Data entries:
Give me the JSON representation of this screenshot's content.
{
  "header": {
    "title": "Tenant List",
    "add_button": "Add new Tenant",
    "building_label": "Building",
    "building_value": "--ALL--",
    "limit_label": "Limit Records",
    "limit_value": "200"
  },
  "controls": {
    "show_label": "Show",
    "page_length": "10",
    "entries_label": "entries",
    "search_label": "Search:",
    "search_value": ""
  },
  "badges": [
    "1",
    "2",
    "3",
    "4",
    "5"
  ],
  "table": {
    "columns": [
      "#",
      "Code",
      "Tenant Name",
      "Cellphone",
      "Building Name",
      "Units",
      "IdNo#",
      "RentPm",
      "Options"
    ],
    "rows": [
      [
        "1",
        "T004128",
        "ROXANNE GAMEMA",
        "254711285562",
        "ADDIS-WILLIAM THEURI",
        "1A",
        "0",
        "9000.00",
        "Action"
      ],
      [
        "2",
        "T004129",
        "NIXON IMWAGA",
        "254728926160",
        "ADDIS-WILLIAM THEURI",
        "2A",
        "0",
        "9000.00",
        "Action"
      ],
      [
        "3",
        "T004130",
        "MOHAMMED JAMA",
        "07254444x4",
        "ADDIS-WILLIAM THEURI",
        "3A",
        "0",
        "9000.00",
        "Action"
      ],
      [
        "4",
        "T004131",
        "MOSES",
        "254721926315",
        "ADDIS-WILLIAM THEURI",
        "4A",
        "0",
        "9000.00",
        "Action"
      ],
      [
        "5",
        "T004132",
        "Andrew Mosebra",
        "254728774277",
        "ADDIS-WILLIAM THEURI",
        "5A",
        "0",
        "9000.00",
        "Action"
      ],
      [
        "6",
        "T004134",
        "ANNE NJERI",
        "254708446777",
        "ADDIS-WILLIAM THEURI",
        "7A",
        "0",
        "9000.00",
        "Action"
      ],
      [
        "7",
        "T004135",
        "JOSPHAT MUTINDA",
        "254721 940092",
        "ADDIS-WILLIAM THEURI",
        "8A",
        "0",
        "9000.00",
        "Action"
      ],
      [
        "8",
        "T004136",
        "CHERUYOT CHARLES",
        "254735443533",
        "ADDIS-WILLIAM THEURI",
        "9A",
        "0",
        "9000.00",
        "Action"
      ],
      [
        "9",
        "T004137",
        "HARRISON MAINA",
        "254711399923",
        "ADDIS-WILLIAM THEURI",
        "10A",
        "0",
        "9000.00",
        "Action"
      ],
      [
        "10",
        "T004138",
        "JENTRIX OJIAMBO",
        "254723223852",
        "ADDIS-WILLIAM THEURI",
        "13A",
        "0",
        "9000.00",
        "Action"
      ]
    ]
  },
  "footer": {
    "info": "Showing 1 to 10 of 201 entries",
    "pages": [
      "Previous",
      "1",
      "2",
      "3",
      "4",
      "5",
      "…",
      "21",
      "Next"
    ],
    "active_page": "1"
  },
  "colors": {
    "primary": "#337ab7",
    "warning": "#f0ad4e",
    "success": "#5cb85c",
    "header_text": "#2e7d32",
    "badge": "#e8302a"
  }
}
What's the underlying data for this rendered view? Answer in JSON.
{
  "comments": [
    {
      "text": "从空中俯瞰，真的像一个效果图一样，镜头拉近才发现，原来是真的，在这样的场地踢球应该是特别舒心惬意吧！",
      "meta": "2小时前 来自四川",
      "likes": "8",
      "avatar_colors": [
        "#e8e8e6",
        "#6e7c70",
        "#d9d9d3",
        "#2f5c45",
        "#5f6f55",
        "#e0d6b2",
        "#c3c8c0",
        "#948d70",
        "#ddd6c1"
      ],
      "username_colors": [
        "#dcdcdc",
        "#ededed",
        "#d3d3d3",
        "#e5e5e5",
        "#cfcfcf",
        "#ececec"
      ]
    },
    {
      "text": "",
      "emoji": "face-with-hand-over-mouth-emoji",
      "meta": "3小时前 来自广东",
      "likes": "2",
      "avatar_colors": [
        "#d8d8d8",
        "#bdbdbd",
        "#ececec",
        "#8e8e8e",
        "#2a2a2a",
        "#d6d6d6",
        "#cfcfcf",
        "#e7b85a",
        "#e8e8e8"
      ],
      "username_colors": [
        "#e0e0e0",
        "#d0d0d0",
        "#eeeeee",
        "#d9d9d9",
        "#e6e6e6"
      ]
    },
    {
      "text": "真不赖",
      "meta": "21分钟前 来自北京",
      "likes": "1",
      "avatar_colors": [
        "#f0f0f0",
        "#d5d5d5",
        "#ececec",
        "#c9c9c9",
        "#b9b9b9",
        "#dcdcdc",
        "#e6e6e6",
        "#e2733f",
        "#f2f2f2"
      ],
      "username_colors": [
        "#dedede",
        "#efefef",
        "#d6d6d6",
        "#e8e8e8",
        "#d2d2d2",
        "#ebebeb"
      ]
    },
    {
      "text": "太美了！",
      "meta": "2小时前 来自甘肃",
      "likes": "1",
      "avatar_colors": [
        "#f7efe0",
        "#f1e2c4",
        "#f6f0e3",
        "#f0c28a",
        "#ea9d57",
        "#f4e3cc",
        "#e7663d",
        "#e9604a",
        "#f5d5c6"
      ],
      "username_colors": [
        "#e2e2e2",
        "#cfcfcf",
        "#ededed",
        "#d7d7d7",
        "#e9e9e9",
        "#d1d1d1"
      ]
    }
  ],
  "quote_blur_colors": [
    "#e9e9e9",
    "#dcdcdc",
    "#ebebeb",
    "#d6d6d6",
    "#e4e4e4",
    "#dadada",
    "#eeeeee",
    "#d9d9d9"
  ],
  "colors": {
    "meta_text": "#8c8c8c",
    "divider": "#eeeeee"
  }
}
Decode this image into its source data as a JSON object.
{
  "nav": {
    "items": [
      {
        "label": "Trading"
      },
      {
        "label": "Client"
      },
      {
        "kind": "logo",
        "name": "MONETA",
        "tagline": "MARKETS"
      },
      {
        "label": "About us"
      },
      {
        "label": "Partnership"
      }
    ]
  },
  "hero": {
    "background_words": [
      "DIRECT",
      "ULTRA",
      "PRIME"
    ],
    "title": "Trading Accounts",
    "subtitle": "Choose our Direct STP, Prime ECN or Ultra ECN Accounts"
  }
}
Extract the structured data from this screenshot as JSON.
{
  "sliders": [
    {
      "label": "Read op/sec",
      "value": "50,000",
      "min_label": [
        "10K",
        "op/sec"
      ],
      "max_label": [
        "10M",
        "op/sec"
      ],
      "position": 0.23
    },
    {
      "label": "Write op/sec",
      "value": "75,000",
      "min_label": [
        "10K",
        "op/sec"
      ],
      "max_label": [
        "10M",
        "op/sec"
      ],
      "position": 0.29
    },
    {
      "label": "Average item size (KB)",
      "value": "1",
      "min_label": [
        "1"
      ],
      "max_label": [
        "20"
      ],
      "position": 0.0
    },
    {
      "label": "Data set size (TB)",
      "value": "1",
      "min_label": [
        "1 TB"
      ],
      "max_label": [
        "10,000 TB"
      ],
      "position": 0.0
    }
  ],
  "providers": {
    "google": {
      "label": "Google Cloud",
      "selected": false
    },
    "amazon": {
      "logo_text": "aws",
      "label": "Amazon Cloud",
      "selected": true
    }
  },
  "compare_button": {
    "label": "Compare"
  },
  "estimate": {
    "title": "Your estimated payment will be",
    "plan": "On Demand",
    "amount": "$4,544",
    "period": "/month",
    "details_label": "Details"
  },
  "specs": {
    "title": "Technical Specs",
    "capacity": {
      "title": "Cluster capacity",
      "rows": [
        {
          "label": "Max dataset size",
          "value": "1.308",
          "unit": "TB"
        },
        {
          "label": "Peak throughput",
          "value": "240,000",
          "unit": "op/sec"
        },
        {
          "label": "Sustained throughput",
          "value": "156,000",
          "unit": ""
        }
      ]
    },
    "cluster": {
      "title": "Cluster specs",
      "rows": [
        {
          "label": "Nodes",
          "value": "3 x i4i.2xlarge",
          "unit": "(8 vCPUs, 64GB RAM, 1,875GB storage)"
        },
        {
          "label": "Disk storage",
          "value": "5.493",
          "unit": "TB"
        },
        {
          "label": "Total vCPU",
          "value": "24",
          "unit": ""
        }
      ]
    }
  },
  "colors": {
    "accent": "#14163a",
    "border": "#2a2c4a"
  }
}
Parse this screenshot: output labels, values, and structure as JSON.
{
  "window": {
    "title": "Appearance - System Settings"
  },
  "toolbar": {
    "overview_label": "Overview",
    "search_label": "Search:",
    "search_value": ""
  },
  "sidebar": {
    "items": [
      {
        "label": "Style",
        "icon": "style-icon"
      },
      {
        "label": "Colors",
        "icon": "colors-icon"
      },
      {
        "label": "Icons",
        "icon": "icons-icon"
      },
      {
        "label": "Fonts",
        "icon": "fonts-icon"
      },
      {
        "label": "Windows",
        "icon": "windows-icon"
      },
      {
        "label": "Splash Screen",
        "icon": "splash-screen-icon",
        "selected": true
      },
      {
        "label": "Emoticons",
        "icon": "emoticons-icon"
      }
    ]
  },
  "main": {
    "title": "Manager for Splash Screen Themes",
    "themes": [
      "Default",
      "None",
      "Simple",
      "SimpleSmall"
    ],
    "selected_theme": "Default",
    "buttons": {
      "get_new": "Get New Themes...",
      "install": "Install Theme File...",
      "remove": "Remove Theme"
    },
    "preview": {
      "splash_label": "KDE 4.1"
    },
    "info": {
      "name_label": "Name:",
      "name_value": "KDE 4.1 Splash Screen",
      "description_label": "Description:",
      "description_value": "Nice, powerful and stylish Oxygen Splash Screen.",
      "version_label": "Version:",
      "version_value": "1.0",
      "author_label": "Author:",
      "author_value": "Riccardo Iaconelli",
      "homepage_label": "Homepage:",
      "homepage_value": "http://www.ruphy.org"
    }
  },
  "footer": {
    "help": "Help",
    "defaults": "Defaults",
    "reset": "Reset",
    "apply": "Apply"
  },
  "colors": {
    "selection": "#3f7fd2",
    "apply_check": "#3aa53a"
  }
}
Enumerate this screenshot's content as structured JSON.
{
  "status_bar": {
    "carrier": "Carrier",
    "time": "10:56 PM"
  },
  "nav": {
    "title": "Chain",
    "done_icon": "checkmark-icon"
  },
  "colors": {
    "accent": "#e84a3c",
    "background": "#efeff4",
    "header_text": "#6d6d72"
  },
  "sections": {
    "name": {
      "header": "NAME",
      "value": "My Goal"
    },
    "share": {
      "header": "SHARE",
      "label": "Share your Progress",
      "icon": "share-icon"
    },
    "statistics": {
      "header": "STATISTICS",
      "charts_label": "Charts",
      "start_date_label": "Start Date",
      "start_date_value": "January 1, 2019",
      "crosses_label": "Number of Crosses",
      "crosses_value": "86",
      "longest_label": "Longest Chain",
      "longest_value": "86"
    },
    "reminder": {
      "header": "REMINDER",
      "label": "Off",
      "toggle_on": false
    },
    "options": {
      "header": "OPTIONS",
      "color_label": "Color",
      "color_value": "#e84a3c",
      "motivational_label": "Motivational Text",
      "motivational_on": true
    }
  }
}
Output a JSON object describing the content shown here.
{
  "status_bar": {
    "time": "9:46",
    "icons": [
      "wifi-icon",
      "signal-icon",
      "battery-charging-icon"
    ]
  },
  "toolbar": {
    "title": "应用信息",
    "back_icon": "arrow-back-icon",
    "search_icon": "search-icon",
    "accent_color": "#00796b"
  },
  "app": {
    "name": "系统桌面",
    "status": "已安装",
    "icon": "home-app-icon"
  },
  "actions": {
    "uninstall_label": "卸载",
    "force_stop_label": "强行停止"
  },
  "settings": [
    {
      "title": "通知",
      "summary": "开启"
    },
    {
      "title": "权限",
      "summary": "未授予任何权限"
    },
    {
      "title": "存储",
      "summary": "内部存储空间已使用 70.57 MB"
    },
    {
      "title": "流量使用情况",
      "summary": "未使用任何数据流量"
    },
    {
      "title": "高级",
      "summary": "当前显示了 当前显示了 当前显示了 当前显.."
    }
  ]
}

> GIVEN INSTRUCTION: The lines above form a set of records; determine how many of them contain the string "storage" and give that number alone.

> SOLUTION: 2